— WORK TO BE COMPLETED —
Each record is to be transcribed exactly.

— start of DATASET EXTRACT —

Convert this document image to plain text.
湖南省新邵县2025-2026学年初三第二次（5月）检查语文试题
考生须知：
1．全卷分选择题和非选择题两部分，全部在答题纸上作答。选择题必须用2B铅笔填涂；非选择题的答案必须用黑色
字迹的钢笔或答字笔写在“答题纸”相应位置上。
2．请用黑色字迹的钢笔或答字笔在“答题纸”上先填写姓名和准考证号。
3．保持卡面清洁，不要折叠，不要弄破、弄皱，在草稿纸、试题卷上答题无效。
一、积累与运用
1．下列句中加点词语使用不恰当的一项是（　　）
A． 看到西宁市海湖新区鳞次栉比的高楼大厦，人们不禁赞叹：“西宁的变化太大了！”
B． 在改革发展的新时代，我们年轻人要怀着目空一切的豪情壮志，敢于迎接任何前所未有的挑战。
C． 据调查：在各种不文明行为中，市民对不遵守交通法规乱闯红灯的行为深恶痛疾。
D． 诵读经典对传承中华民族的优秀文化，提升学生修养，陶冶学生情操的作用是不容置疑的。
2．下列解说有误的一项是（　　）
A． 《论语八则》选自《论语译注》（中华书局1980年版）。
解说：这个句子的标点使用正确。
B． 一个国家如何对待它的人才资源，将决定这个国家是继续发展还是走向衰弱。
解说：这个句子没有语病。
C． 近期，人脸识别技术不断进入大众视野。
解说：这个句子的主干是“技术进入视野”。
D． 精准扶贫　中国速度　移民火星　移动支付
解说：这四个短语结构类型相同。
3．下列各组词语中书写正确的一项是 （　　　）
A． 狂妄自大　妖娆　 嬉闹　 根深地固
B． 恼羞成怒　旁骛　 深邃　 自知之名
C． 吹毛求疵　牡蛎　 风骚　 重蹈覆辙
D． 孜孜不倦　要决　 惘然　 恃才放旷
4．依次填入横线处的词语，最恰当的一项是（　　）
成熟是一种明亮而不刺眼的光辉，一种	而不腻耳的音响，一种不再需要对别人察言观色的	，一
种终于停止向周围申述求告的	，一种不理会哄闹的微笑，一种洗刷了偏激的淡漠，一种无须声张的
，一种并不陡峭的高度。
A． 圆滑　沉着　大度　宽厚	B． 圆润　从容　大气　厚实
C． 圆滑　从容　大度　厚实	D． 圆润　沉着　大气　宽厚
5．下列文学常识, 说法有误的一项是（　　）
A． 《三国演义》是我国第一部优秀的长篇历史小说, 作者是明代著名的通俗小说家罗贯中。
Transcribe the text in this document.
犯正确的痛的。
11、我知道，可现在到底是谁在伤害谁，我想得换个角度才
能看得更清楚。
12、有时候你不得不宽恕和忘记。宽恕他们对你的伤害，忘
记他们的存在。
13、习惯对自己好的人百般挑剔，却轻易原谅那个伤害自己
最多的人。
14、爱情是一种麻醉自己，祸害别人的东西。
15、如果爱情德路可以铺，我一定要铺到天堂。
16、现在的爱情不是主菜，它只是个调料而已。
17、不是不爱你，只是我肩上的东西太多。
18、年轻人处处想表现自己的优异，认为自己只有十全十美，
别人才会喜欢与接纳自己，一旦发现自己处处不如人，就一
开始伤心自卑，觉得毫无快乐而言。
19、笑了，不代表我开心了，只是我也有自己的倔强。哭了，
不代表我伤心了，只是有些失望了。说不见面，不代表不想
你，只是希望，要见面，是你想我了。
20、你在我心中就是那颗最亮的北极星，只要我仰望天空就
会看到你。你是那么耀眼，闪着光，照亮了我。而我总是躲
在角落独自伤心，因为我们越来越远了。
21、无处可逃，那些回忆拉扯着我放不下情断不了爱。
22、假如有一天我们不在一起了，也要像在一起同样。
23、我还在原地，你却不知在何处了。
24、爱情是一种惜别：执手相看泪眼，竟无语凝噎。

— end of DATASET EXTRACT —

— FULL SOLUTION —
Convert this document image to plain text.
湖南省新邵县2025-2026学年初三第二次（5月）检查语文试题
考生须知：
1．全卷分选择题和非选择题两部分，全部在答题纸上作答。选择题必须用2B铅笔填涂；非选择题的答案必须用黑色
字迹的钢笔或答字笔写在“答题纸”相应位置上。
2．请用黑色字迹的钢笔或答字笔在“答题纸”上先填写姓名和准考证号。
3．保持卡面清洁，不要折叠，不要弄破、弄皱，在草稿纸、试题卷上答题无效。
一、积累与运用
1．下列句中加点词语使用不恰当的一项是（　　）
A． 看到西宁市海湖新区鳞次栉比的高楼大厦，人们不禁赞叹：“西宁的变化太大了！”
B． 在改革发展的新时代，我们年轻人要怀着目空一切的豪情壮志，敢于迎接任何前所未有的挑战。
C． 据调查：在各种不文明行为中，市民对不遵守交通法规乱闯红灯的行为深恶痛疾。
D． 诵读经典对传承中华民族的优秀文化，提升学生修养，陶冶学生情操的作用是不容置疑的。
2．下列解说有误的一项是（　　）
A． 《论语八则》选自《论语译注》（中华书局1980年版）。
解说：这个句子的标点使用正确。
B． 一个国家如何对待它的人才资源，将决定这个国家是继续发展还是走向衰弱。
解说：这个句子没有语病。
C． 近期，人脸识别技术不断进入大众视野。
解说：这个句子的主干是“技术进入视野”。
D． 精准扶贫　中国速度　移民火星　移动支付
解说：这四个短语结构类型相同。
3．下列各组词语中书写正确的一项是 （　　　）
A． 狂妄自大　妖娆　 嬉闹　 根深地固
B． 恼羞成怒　旁骛　 深邃　 自知之名
C． 吹毛求疵　牡蛎　 风骚　 重蹈覆辙
D． 孜孜不倦　要决　 惘然　 恃才放旷
4．依次填入横线处的词语，最恰当的一项是（　　）
成熟是一种明亮而不刺眼的光辉，一种	而不腻耳的音响，一种不再需要对别人察言观色的	，一
种终于停止向周围申述求告的	，一种不理会哄闹的微笑，一种洗刷了偏激的淡漠，一种无须声张的
，一种并不陡峭的高度。
A． 圆滑　沉着　大度　宽厚	B． 圆润　从容　大气　厚实
C． 圆滑　从容　大度　厚实	D． 圆润　沉着　大气　宽厚
5．下列文学常识, 说法有误的一项是（　　）
A． 《三国演义》是我国第一部优秀的长篇历史小说, 作者是明代著名的通俗小说家罗贯中。
Transcribe the text in this document.
犯正确的痛的。
11、我知道，可现在到底是谁在伤害谁，我想得换个角度才
能看得更清楚。
12、有时候你不得不宽恕和忘记。宽恕他们对你的伤害，忘
记他们的存在。
13、习惯对自己好的人百般挑剔，却轻易原谅那个伤害自己
最多的人。
14、爱情是一种麻醉自己，祸害别人的东西。
15、如果爱情德路可以铺，我一定要铺到天堂。
16、现在的爱情不是主菜，它只是个调料而已。
17、不是不爱你，只是我肩上的东西太多。
18、年轻人处处想表现自己的优异，认为自己只有十全十美，
别人才会喜欢与接纳自己，一旦发现自己处处不如人，就一
开始伤心自卑，觉得毫无快乐而言。
19、笑了，不代表我开心了，只是我也有自己的倔强。哭了，
不代表我伤心了，只是有些失望了。说不见面，不代表不想
你，只是希望，要见面，是你想我了。
20、你在我心中就是那颗最亮的北极星，只要我仰望天空就
会看到你。你是那么耀眼，闪着光，照亮了我。而我总是躲
在角落独自伤心，因为我们越来越远了。
21、无处可逃，那些回忆拉扯着我放不下情断不了爱。
22、假如有一天我们不在一起了，也要像在一起同样。
23、我还在原地，你却不知在何处了。
24、爱情是一种惜别：执手相看泪眼，竟无语凝噎。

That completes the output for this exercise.